## DATA SUPPLIED
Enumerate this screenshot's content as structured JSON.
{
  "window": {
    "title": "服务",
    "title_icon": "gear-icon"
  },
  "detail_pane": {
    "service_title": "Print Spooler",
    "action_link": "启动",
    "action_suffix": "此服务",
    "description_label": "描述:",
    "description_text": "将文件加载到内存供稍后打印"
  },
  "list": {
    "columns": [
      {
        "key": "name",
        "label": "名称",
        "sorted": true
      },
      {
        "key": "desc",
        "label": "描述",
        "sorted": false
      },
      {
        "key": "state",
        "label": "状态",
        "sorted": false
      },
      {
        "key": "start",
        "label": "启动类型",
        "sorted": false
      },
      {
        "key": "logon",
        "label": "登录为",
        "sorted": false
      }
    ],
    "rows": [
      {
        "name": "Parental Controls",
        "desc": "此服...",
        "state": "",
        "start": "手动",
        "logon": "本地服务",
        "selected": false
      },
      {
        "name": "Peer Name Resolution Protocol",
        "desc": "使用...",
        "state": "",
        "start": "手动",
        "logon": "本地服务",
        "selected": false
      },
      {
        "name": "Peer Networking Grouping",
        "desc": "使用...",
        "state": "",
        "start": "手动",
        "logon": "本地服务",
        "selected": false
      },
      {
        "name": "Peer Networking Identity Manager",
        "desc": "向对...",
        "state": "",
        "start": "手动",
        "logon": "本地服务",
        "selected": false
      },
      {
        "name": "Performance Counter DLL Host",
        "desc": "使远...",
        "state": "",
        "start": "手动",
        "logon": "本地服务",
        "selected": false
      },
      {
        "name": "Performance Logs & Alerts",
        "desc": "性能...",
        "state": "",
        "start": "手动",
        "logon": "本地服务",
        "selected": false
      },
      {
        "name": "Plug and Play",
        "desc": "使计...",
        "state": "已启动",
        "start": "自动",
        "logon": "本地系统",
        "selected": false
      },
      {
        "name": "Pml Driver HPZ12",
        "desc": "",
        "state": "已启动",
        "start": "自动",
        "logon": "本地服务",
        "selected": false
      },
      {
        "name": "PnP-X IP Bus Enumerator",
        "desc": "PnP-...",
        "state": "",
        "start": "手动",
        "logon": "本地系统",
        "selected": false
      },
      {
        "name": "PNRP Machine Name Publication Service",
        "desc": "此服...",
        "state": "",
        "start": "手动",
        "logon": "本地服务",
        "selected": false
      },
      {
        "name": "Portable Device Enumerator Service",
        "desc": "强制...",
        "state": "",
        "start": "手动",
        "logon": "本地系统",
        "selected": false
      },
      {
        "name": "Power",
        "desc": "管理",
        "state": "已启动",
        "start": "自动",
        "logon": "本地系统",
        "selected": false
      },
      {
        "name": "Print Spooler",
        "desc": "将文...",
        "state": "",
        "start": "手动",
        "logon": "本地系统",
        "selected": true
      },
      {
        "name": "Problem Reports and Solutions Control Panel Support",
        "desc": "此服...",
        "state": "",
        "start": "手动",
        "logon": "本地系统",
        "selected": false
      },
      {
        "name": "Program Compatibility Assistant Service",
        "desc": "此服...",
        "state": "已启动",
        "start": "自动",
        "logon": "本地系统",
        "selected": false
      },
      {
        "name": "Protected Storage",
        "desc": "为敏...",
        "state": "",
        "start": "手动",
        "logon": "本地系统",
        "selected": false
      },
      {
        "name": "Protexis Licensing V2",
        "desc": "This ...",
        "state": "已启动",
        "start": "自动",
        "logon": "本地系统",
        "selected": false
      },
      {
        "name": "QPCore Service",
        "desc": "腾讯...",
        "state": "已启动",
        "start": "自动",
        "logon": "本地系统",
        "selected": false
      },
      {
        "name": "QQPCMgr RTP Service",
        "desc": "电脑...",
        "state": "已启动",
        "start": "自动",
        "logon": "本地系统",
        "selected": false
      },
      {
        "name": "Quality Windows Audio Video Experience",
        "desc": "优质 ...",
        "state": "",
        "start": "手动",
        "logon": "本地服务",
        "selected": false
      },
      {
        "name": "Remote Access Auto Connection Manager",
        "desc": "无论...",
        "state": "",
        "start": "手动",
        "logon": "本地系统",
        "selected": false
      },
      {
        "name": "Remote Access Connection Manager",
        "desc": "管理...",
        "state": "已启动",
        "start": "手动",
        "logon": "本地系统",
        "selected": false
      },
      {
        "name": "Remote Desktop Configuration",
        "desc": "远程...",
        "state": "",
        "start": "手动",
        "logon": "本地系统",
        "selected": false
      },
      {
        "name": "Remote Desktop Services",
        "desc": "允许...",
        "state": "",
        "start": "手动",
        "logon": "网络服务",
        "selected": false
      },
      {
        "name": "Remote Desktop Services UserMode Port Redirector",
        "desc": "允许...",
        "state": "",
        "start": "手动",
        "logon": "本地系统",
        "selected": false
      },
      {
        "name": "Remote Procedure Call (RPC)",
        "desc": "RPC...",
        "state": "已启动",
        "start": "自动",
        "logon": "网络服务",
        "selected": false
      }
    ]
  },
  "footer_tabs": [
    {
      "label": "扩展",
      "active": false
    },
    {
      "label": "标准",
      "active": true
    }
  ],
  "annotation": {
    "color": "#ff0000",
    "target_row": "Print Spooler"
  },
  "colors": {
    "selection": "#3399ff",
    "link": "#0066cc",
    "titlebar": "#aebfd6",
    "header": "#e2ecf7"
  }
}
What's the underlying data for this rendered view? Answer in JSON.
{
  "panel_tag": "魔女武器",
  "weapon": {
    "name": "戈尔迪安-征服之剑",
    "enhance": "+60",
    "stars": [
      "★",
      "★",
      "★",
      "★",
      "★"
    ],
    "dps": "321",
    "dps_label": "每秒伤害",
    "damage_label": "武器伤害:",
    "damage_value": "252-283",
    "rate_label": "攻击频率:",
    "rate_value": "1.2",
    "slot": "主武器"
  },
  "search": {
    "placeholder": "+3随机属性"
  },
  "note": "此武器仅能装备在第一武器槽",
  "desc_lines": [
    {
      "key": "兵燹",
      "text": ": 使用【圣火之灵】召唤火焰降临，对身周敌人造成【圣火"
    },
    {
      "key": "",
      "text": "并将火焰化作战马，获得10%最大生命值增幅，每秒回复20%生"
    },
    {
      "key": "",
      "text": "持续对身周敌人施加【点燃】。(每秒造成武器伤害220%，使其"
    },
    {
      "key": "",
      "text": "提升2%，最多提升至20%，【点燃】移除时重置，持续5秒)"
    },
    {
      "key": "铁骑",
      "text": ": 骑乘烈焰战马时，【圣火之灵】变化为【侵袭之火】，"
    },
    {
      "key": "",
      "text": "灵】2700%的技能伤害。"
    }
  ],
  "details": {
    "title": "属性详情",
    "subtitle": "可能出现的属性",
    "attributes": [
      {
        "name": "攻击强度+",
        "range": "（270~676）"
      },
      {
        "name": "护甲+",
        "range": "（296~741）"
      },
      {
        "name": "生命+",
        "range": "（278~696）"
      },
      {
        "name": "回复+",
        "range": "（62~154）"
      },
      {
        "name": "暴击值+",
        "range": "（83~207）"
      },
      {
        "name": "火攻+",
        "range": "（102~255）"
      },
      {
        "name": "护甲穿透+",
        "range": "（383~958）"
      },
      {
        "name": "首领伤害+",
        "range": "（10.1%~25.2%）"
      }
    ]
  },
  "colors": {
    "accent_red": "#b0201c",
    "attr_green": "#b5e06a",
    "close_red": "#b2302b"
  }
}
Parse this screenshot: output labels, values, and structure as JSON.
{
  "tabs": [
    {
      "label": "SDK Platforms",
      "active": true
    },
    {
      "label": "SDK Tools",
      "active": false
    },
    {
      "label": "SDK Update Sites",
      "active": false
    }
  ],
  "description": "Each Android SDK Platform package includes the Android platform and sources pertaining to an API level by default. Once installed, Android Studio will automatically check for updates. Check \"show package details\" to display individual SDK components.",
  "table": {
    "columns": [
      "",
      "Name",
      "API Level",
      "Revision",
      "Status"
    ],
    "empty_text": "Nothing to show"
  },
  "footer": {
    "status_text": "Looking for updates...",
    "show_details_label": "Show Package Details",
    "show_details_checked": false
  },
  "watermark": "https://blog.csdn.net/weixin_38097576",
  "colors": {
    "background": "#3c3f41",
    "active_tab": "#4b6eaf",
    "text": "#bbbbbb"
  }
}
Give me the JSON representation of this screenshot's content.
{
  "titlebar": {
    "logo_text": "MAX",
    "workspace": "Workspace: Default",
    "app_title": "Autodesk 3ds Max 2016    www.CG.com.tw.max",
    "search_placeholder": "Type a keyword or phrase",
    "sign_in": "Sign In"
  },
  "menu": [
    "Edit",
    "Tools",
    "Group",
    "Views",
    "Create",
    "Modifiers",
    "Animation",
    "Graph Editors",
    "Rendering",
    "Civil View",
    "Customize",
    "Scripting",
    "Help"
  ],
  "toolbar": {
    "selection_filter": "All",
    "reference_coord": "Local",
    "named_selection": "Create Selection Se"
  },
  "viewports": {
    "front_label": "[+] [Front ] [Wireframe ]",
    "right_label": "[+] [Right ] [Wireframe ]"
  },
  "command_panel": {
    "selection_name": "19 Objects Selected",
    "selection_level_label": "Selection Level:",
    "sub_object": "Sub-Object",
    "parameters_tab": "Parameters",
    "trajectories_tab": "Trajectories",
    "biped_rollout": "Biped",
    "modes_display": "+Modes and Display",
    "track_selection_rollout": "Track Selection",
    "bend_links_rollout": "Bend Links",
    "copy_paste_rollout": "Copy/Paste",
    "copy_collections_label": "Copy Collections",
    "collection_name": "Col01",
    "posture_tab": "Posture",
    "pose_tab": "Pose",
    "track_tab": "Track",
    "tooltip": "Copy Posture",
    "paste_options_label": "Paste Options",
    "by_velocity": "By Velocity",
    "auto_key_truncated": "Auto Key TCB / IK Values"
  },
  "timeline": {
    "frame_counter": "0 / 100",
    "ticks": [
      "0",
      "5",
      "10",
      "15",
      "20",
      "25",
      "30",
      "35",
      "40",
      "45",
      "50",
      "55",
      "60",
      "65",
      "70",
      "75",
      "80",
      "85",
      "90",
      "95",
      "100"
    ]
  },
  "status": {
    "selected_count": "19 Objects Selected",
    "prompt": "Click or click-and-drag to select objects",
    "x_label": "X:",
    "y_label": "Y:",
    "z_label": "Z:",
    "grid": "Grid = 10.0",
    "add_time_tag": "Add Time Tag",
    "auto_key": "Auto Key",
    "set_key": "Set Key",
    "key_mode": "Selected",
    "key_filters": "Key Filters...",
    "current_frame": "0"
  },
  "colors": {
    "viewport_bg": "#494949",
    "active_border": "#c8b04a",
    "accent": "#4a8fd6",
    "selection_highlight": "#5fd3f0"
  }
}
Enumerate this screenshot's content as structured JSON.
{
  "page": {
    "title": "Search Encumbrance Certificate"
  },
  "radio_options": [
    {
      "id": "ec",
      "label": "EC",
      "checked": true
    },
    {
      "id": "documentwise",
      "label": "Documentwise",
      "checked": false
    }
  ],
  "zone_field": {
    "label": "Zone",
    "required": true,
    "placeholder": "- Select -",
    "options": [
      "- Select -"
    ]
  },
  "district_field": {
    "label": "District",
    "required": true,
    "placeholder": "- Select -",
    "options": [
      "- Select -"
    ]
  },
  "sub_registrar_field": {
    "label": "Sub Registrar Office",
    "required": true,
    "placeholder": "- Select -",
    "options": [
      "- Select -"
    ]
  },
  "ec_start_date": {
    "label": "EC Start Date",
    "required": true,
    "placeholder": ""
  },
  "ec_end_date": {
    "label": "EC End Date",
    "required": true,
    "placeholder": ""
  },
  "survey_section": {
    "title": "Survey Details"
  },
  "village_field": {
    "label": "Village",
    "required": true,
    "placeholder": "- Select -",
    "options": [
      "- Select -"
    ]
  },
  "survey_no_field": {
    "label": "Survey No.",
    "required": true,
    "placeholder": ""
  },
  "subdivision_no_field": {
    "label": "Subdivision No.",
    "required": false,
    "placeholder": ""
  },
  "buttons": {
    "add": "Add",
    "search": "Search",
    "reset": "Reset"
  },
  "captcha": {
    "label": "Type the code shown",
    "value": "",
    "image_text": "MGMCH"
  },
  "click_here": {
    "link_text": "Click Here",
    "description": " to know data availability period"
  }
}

## WHAT IS ASKED
Check each line of the listing above for the string "Services", then report only how many lines have it.

## FULL ANSWER
2